> **Aim**
Write out all records as given; omit images.

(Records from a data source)
>> START
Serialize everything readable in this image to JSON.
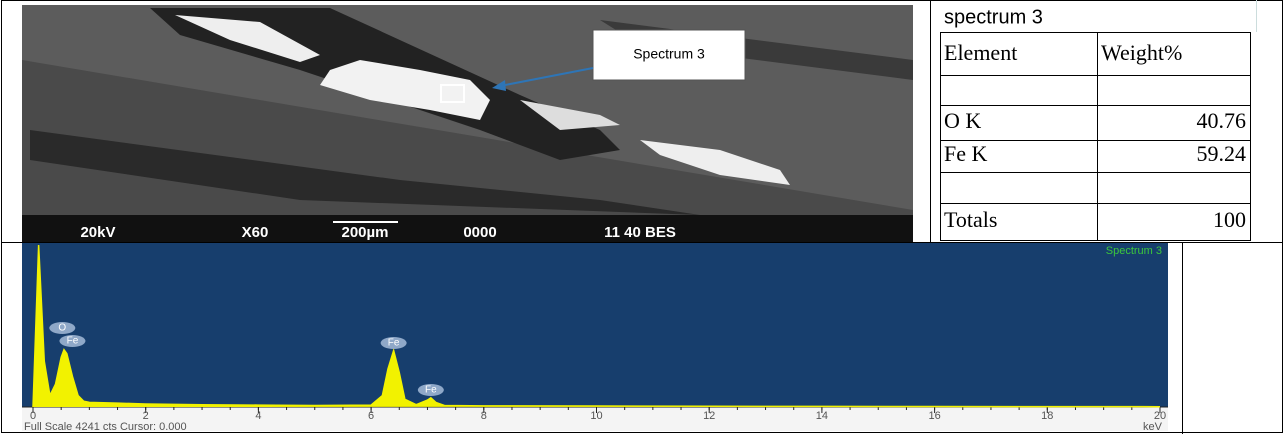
{
  "sem_image": {
    "bar_texts": [
      "20kV",
      "X60",
      "200µm",
      "0000",
      "11 40 BES"
    ],
    "callout": "Spectrum 3"
  },
  "table": {
    "title": "spectrum 3",
    "header": [
      "Element",
      "Weight%"
    ],
    "rows": [
      [
        "O K",
        "40.76"
      ],
      [
        "Fe K",
        "59.24"
      ],
      [
        "Totals",
        "100"
      ]
    ]
  },
  "chart_data": {
    "type": "line",
    "title": "Spectrum 3",
    "color": "#f2f200",
    "x": [
      0,
      0.1,
      0.2,
      0.3,
      0.4,
      0.5,
      0.55,
      0.6,
      0.7,
      0.8,
      0.9,
      1,
      1.5,
      2,
      3,
      4,
      5,
      6,
      6.2,
      6.3,
      6.4,
      6.5,
      6.6,
      6.8,
      7.0,
      7.06,
      7.15,
      7.3,
      8,
      10,
      12,
      14,
      16,
      18,
      20
    ],
    "values": [
      0,
      4241,
      1200,
      300,
      600,
      1300,
      1500,
      1400,
      800,
      300,
      150,
      120,
      100,
      80,
      60,
      50,
      40,
      50,
      300,
      1000,
      1480,
      900,
      200,
      60,
      180,
      240,
      120,
      40,
      30,
      25,
      20,
      15,
      12,
      10,
      8
    ],
    "xlim": [
      0,
      20
    ],
    "xticks": [
      0,
      2,
      4,
      6,
      8,
      10,
      12,
      14,
      16,
      18,
      20
    ],
    "ylim": [
      0,
      4241
    ],
    "x_label": "keV",
    "footer": "Full Scale 4241 cts Cursor: 0.000",
    "peak_labels": [
      {
        "label": "O",
        "x": 0.52
      },
      {
        "label": "Fe",
        "x": 0.7
      },
      {
        "label": "Fe",
        "x": 6.4
      },
      {
        "label": "Fe",
        "x": 7.06
      }
    ]
  }
}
>> END
> **The completed task**
Serialize everything readable in this image to JSON.
{
  "sem_image": {
    "bar_texts": [
      "20kV",
      "X60",
      "200µm",
      "0000",
      "11 40 BES"
    ],
    "callout": "Spectrum 3"
  },
  "table": {
    "title": "spectrum 3",
    "header": [
      "Element",
      "Weight%"
    ],
    "rows": [
      [
        "O K",
        "40.76"
      ],
      [
        "Fe K",
        "59.24"
      ],
      [
        "Totals",
        "100"
      ]
    ]
  },
  "chart_data": {
    "type": "line",
    "title": "Spectrum 3",
    "color": "#f2f200",
    "x": [
      0,
      0.1,
      0.2,
      0.3,
      0.4,
      0.5,
      0.55,
      0.6,
      0.7,
      0.8,
      0.9,
      1,
      1.5,
      2,
      3,
      4,
      5,
      6,
      6.2,
      6.3,
      6.4,
      6.5,
      6.6,
      6.8,
      7.0,
      7.06,
      7.15,
      7.3,
      8,
      10,
      12,
      14,
      16,
      18,
      20
    ],
    "values": [
      0,
      4241,
      1200,
      300,
      600,
      1300,
      1500,
      1400,
      800,
      300,
      150,
      120,
      100,
      80,
      60,
      50,
      40,
      50,
      300,
      1000,
      1480,
      900,
      200,
      60,
      180,
      240,
      120,
      40,
      30,
      25,
      20,
      15,
      12,
      10,
      8
    ],
    "xlim": [
      0,
      20
    ],
    "xticks": [
      0,
      2,
      4,
      6,
      8,
      10,
      12,
      14,
      16,
      18,
      20
    ],
    "ylim": [
      0,
      4241
    ],
    "x_label": "keV",
    "footer": "Full Scale 4241 cts Cursor: 0.000",
    "peak_labels": [
      {
        "label": "O",
        "x": 0.52
      },
      {
        "label": "Fe",
        "x": 0.7
      },
      {
        "label": "Fe",
        "x": 6.4
      },
      {
        "label": "Fe",
        "x": 7.06
      }
    ]
  }
}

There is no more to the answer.